Short problem> Only the pictures are to be left out; set down the rest of the records exactly.

***** Data section *****

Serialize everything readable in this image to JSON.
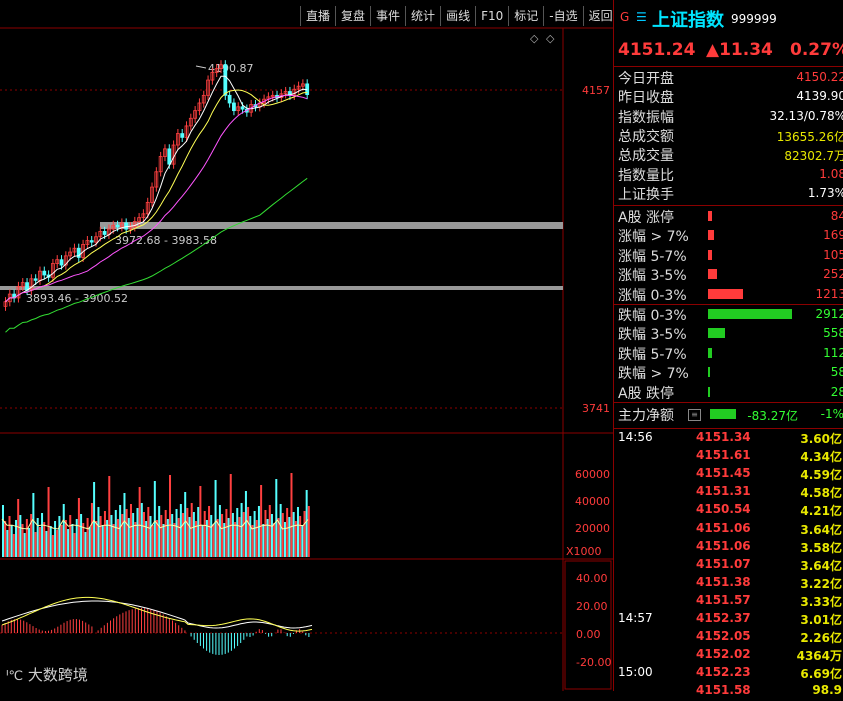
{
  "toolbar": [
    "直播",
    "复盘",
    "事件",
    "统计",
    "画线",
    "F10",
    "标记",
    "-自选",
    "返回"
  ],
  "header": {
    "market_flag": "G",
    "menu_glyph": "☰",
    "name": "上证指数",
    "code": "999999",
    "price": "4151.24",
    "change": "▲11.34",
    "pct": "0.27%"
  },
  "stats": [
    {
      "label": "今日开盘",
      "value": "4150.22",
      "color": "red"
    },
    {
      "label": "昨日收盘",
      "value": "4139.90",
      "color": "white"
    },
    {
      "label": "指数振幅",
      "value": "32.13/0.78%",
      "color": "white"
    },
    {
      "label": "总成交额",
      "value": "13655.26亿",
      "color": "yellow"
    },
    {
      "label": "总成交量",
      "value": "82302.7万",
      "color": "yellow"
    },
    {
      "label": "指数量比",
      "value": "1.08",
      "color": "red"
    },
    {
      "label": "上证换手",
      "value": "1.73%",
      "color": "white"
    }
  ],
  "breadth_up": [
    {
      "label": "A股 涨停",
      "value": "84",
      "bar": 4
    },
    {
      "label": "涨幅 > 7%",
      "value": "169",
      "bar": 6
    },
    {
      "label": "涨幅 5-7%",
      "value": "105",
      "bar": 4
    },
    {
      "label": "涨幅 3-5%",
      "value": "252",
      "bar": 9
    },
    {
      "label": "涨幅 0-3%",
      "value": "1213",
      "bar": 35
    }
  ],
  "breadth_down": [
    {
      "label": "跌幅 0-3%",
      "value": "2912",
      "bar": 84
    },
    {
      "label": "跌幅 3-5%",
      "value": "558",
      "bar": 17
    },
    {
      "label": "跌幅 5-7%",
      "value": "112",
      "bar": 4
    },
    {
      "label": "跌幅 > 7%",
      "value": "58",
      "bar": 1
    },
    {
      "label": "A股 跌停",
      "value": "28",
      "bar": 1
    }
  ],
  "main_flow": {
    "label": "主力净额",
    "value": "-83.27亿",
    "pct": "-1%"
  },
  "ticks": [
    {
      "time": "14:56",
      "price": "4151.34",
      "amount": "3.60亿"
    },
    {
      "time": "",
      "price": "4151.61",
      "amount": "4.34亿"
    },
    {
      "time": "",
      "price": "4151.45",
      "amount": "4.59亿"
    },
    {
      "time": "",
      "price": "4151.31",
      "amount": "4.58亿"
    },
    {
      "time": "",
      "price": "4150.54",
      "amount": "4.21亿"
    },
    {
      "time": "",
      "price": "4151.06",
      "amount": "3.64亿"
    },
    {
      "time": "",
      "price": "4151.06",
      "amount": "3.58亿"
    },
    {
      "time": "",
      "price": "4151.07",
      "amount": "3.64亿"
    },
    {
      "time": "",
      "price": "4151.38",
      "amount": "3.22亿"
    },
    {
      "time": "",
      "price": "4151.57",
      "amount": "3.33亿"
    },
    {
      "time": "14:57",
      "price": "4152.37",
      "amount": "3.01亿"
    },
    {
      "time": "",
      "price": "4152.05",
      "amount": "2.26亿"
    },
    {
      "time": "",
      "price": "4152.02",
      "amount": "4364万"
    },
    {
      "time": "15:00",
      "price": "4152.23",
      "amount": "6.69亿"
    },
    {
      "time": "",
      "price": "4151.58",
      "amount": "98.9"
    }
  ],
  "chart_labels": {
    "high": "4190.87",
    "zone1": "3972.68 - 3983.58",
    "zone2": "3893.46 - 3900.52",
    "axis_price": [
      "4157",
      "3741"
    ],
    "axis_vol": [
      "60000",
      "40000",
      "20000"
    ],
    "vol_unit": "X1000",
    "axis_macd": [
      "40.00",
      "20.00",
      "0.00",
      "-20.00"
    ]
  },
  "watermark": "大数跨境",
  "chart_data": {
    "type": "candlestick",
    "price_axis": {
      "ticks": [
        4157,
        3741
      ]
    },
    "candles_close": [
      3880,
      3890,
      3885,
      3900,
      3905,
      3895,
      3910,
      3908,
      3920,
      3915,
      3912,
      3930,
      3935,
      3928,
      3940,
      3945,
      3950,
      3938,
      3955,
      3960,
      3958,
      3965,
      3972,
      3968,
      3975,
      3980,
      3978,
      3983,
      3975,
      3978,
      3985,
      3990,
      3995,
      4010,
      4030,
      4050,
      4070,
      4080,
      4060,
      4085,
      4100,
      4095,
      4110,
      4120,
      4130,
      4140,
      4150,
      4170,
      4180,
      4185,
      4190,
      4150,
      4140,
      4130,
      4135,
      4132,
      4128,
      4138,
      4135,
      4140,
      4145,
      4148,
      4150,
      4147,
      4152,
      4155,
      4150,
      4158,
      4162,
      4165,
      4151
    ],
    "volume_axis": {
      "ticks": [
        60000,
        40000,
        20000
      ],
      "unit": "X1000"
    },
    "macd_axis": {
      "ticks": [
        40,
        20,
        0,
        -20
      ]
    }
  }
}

*****

Final result>
Serialize everything readable in this image to JSON.
{
  "toolbar": [
    "直播",
    "复盘",
    "事件",
    "统计",
    "画线",
    "F10",
    "标记",
    "-自选",
    "返回"
  ],
  "header": {
    "market_flag": "G",
    "menu_glyph": "☰",
    "name": "上证指数",
    "code": "999999",
    "price": "4151.24",
    "change": "▲11.34",
    "pct": "0.27%"
  },
  "stats": [
    {
      "label": "今日开盘",
      "value": "4150.22",
      "color": "red"
    },
    {
      "label": "昨日收盘",
      "value": "4139.90",
      "color": "white"
    },
    {
      "label": "指数振幅",
      "value": "32.13/0.78%",
      "color": "white"
    },
    {
      "label": "总成交额",
      "value": "13655.26亿",
      "color": "yellow"
    },
    {
      "label": "总成交量",
      "value": "82302.7万",
      "color": "yellow"
    },
    {
      "label": "指数量比",
      "value": "1.08",
      "color": "red"
    },
    {
      "label": "上证换手",
      "value": "1.73%",
      "color": "white"
    }
  ],
  "breadth_up": [
    {
      "label": "A股 涨停",
      "value": "84",
      "bar": 4
    },
    {
      "label": "涨幅 > 7%",
      "value": "169",
      "bar": 6
    },
    {
      "label": "涨幅 5-7%",
      "value": "105",
      "bar": 4
    },
    {
      "label": "涨幅 3-5%",
      "value": "252",
      "bar": 9
    },
    {
      "label": "涨幅 0-3%",
      "value": "1213",
      "bar": 35
    }
  ],
  "breadth_down": [
    {
      "label": "跌幅 0-3%",
      "value": "2912",
      "bar": 84
    },
    {
      "label": "跌幅 3-5%",
      "value": "558",
      "bar": 17
    },
    {
      "label": "跌幅 5-7%",
      "value": "112",
      "bar": 4
    },
    {
      "label": "跌幅 > 7%",
      "value": "58",
      "bar": 1
    },
    {
      "label": "A股 跌停",
      "value": "28",
      "bar": 1
    }
  ],
  "main_flow": {
    "label": "主力净额",
    "value": "-83.27亿",
    "pct": "-1%"
  },
  "ticks": [
    {
      "time": "14:56",
      "price": "4151.34",
      "amount": "3.60亿"
    },
    {
      "time": "",
      "price": "4151.61",
      "amount": "4.34亿"
    },
    {
      "time": "",
      "price": "4151.45",
      "amount": "4.59亿"
    },
    {
      "time": "",
      "price": "4151.31",
      "amount": "4.58亿"
    },
    {
      "time": "",
      "price": "4150.54",
      "amount": "4.21亿"
    },
    {
      "time": "",
      "price": "4151.06",
      "amount": "3.64亿"
    },
    {
      "time": "",
      "price": "4151.06",
      "amount": "3.58亿"
    },
    {
      "time": "",
      "price": "4151.07",
      "amount": "3.64亿"
    },
    {
      "time": "",
      "price": "4151.38",
      "amount": "3.22亿"
    },
    {
      "time": "",
      "price": "4151.57",
      "amount": "3.33亿"
    },
    {
      "time": "14:57",
      "price": "4152.37",
      "amount": "3.01亿"
    },
    {
      "time": "",
      "price": "4152.05",
      "amount": "2.26亿"
    },
    {
      "time": "",
      "price": "4152.02",
      "amount": "4364万"
    },
    {
      "time": "15:00",
      "price": "4152.23",
      "amount": "6.69亿"
    },
    {
      "time": "",
      "price": "4151.58",
      "amount": "98.9"
    }
  ],
  "chart_labels": {
    "high": "4190.87",
    "zone1": "3972.68 - 3983.58",
    "zone2": "3893.46 - 3900.52",
    "axis_price": [
      "4157",
      "3741"
    ],
    "axis_vol": [
      "60000",
      "40000",
      "20000"
    ],
    "vol_unit": "X1000",
    "axis_macd": [
      "40.00",
      "20.00",
      "0.00",
      "-20.00"
    ]
  },
  "watermark": "大数跨境",
  "chart_data": {
    "type": "candlestick",
    "price_axis": {
      "ticks": [
        4157,
        3741
      ]
    },
    "candles_close": [
      3880,
      3890,
      3885,
      3900,
      3905,
      3895,
      3910,
      3908,
      3920,
      3915,
      3912,
      3930,
      3935,
      3928,
      3940,
      3945,
      3950,
      3938,
      3955,
      3960,
      3958,
      3965,
      3972,
      3968,
      3975,
      3980,
      3978,
      3983,
      3975,
      3978,
      3985,
      3990,
      3995,
      4010,
      4030,
      4050,
      4070,
      4080,
      4060,
      4085,
      4100,
      4095,
      4110,
      4120,
      4130,
      4140,
      4150,
      4170,
      4180,
      4185,
      4190,
      4150,
      4140,
      4130,
      4135,
      4132,
      4128,
      4138,
      4135,
      4140,
      4145,
      4148,
      4150,
      4147,
      4152,
      4155,
      4150,
      4158,
      4162,
      4165,
      4151
    ],
    "volume_axis": {
      "ticks": [
        60000,
        40000,
        20000
      ],
      "unit": "X1000"
    },
    "macd_axis": {
      "ticks": [
        40,
        20,
        0,
        -20
      ]
    }
  }
}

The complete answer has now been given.